• Exercise brief:
Write out the data again exactly, skipping every picture.

'''

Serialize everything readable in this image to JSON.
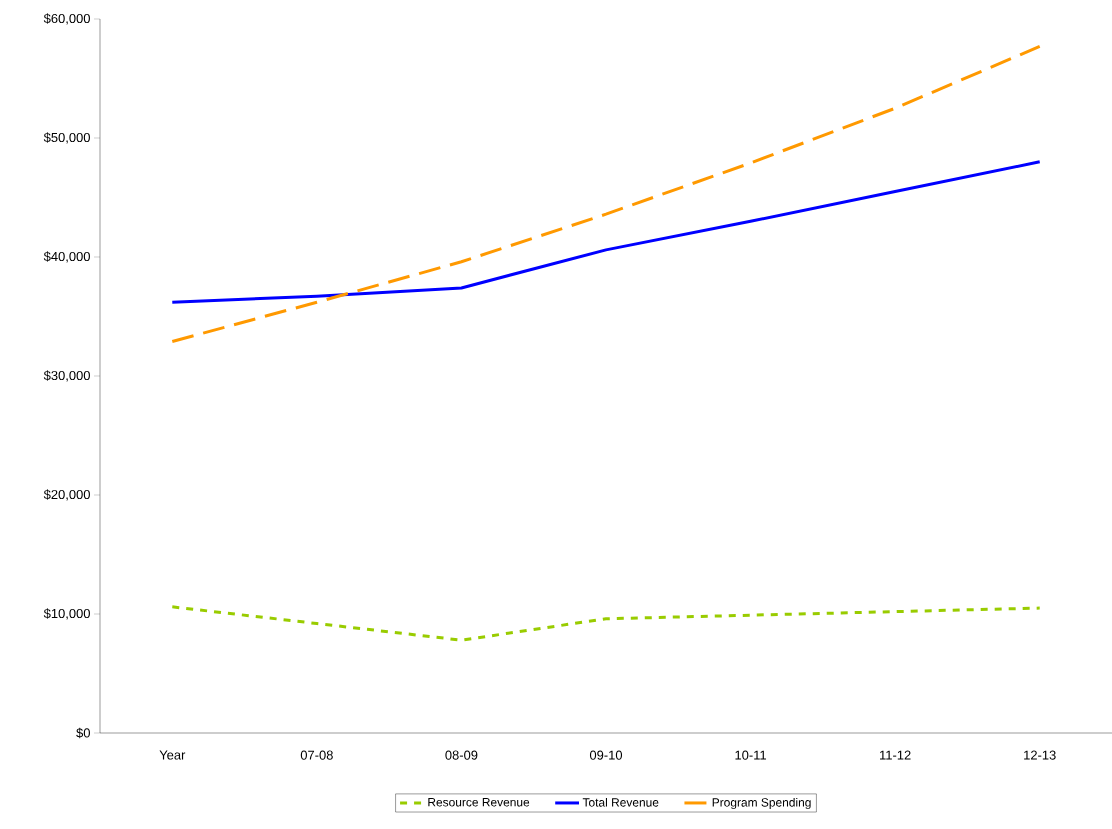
{
  "chart_data": {
    "type": "line",
    "categories": [
      "Year",
      "07-08",
      "08-09",
      "09-10",
      "10-11",
      "11-12",
      "12-13"
    ],
    "series": [
      {
        "name": "Resource Revenue",
        "color": "#99cc00",
        "line_style": "dotted",
        "values": [
          10600,
          9200,
          7800,
          9600,
          9900,
          10200,
          10500
        ]
      },
      {
        "name": "Total Revenue",
        "color": "#0000ff",
        "line_style": "solid",
        "values": [
          36200,
          36700,
          37400,
          40600,
          43000,
          45500,
          48000
        ]
      },
      {
        "name": "Program Spending",
        "color": "#ff9900",
        "line_style": "dashed",
        "values": [
          32900,
          36200,
          39600,
          43600,
          47900,
          52500,
          57700
        ]
      }
    ],
    "ylim": [
      0,
      60000
    ],
    "yticks": [
      {
        "value": 0,
        "label": "$0"
      },
      {
        "value": 10000,
        "label": "$10,000"
      },
      {
        "value": 20000,
        "label": "$20,000"
      },
      {
        "value": 30000,
        "label": "$30,000"
      },
      {
        "value": 40000,
        "label": "$40,000"
      },
      {
        "value": 50000,
        "label": "$50,000"
      },
      {
        "value": 60000,
        "label": "$60,000"
      }
    ],
    "grid": false,
    "legend": "bottom",
    "marker": "none"
  }
}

'''

• Task response:
Serialize everything readable in this image to JSON.
{
  "chart_data": {
    "type": "line",
    "categories": [
      "Year",
      "07-08",
      "08-09",
      "09-10",
      "10-11",
      "11-12",
      "12-13"
    ],
    "series": [
      {
        "name": "Resource Revenue",
        "color": "#99cc00",
        "line_style": "dotted",
        "values": [
          10600,
          9200,
          7800,
          9600,
          9900,
          10200,
          10500
        ]
      },
      {
        "name": "Total Revenue",
        "color": "#0000ff",
        "line_style": "solid",
        "values": [
          36200,
          36700,
          37400,
          40600,
          43000,
          45500,
          48000
        ]
      },
      {
        "name": "Program Spending",
        "color": "#ff9900",
        "line_style": "dashed",
        "values": [
          32900,
          36200,
          39600,
          43600,
          47900,
          52500,
          57700
        ]
      }
    ],
    "ylim": [
      0,
      60000
    ],
    "yticks": [
      {
        "value": 0,
        "label": "$0"
      },
      {
        "value": 10000,
        "label": "$10,000"
      },
      {
        "value": 20000,
        "label": "$20,000"
      },
      {
        "value": 30000,
        "label": "$30,000"
      },
      {
        "value": 40000,
        "label": "$40,000"
      },
      {
        "value": 50000,
        "label": "$50,000"
      },
      {
        "value": 60000,
        "label": "$60,000"
      }
    ],
    "grid": false,
    "legend": "bottom",
    "marker": "none"
  }
}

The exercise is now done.